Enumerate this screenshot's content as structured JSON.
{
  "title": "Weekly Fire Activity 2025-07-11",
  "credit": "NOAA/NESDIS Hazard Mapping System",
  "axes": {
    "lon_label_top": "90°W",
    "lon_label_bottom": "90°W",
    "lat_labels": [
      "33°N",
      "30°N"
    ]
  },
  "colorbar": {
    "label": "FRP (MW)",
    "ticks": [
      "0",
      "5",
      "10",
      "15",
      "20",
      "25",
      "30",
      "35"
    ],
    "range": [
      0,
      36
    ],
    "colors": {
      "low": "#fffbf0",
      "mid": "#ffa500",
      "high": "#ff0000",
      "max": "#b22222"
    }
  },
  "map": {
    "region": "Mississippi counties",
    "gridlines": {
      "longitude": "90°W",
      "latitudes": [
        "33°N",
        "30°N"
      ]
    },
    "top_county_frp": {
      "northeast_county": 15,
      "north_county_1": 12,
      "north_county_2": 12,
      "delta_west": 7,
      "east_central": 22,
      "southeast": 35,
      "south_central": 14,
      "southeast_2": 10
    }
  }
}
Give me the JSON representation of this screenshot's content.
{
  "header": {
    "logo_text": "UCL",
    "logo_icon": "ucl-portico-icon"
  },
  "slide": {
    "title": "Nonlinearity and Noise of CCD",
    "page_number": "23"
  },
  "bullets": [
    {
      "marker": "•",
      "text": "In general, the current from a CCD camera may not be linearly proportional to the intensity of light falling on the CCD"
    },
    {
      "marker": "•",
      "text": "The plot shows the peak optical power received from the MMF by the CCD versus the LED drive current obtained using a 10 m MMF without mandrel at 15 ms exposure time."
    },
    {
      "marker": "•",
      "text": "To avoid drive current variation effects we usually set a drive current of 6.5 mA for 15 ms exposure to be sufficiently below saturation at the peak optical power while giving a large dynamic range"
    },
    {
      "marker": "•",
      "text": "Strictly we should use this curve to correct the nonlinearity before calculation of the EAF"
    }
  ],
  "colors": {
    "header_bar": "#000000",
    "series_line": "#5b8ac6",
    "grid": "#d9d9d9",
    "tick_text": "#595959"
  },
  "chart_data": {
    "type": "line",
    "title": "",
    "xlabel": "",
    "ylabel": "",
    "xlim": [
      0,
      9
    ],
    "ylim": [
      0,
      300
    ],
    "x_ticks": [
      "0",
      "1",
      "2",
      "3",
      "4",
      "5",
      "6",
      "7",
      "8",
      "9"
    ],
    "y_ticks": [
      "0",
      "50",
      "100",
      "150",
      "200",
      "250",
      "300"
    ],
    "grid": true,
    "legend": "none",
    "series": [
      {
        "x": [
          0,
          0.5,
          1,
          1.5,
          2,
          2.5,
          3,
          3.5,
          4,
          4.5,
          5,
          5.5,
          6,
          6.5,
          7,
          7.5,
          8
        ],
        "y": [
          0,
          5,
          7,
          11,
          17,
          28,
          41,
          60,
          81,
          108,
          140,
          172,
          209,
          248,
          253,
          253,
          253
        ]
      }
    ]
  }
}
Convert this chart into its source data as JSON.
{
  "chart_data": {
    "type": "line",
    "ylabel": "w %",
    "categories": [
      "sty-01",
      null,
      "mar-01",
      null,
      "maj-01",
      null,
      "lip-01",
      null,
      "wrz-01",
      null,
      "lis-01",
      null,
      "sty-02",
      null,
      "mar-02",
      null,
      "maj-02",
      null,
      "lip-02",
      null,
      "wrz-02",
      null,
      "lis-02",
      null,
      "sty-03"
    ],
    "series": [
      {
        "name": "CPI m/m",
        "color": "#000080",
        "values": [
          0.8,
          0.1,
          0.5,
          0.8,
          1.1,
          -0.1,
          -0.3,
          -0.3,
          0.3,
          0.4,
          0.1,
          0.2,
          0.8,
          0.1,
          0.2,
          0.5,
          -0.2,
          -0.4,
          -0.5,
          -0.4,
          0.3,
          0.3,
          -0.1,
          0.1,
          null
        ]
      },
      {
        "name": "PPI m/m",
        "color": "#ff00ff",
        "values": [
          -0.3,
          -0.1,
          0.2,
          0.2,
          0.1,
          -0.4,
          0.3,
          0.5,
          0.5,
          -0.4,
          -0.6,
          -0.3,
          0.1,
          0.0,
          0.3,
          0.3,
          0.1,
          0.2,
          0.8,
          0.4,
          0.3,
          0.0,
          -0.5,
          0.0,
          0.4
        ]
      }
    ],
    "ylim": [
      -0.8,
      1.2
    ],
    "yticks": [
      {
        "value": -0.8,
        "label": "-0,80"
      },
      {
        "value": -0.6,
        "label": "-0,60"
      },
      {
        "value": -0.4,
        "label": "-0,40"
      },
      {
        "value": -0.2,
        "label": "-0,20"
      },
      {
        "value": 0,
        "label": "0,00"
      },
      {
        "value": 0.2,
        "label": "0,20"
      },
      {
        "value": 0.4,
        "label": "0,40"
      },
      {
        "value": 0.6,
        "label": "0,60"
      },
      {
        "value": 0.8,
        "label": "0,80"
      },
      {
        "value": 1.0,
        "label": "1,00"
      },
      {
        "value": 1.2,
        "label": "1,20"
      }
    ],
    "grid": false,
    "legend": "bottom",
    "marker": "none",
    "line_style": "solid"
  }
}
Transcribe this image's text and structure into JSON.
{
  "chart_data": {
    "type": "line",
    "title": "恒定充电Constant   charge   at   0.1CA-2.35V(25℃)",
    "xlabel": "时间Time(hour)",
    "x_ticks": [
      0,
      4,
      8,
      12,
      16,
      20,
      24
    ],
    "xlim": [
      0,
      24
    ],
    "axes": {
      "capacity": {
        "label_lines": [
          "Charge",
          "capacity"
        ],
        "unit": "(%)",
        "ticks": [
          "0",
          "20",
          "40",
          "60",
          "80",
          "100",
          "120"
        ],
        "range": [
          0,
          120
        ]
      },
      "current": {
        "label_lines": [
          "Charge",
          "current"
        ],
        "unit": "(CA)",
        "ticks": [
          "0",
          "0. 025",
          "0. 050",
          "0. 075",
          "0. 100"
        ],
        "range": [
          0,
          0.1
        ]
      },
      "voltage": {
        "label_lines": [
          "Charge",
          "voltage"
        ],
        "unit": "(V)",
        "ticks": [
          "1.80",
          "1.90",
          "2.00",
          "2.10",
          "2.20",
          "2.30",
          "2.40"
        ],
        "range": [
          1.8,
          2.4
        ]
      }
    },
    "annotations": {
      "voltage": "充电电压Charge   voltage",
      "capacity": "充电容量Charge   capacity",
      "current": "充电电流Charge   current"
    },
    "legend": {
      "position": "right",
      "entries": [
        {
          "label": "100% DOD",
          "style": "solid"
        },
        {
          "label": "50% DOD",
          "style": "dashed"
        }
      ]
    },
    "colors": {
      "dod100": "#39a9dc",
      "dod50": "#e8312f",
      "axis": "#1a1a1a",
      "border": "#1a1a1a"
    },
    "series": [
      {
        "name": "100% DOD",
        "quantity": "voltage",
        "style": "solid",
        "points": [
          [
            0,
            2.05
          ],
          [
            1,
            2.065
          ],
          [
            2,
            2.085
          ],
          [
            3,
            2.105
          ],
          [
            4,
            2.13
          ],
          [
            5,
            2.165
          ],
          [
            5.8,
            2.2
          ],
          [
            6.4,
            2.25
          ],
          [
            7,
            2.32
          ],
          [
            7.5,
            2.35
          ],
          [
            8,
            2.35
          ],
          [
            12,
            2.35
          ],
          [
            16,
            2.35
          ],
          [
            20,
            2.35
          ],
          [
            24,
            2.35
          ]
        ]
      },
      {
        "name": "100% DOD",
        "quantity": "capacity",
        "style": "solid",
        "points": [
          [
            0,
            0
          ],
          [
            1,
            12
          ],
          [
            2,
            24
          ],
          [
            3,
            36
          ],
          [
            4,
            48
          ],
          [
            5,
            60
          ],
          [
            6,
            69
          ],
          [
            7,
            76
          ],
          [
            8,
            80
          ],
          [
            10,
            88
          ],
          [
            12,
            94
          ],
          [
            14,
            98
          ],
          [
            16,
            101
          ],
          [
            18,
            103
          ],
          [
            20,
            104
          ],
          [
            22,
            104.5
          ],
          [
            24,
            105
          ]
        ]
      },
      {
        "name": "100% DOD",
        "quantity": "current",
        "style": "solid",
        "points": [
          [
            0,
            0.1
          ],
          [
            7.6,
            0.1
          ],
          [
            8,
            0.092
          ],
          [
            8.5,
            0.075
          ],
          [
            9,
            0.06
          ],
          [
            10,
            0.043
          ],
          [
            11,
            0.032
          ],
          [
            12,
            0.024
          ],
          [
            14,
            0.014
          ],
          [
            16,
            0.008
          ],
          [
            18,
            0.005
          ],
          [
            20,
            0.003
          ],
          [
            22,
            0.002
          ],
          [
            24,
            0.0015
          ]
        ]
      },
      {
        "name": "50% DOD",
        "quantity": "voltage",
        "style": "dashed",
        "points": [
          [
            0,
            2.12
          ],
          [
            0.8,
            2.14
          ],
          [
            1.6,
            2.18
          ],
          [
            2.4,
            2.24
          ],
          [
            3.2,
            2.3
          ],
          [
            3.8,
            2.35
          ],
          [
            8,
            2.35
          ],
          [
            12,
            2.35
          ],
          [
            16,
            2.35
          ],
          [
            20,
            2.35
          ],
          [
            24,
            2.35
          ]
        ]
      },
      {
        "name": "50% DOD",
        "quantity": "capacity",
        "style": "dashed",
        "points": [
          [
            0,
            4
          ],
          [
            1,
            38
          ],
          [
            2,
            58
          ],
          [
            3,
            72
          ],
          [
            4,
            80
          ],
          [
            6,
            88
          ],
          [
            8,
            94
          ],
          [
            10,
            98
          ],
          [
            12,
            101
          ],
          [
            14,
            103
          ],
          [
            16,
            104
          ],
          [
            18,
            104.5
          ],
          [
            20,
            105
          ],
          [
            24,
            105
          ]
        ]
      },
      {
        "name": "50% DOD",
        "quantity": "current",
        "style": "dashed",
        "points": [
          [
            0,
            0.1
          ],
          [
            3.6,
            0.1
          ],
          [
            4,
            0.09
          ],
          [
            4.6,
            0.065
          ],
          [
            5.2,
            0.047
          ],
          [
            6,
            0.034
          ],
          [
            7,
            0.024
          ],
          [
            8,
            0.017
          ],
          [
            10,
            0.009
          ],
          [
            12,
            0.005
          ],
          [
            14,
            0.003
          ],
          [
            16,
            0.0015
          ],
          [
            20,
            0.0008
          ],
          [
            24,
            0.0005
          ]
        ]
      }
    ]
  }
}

━━━━━━━━━━━━━━━━

BRIEF: Of the lines in the data, how many hold the string "voltage"? State the number, nothing else.

ANSWER TO THIS TASK: 5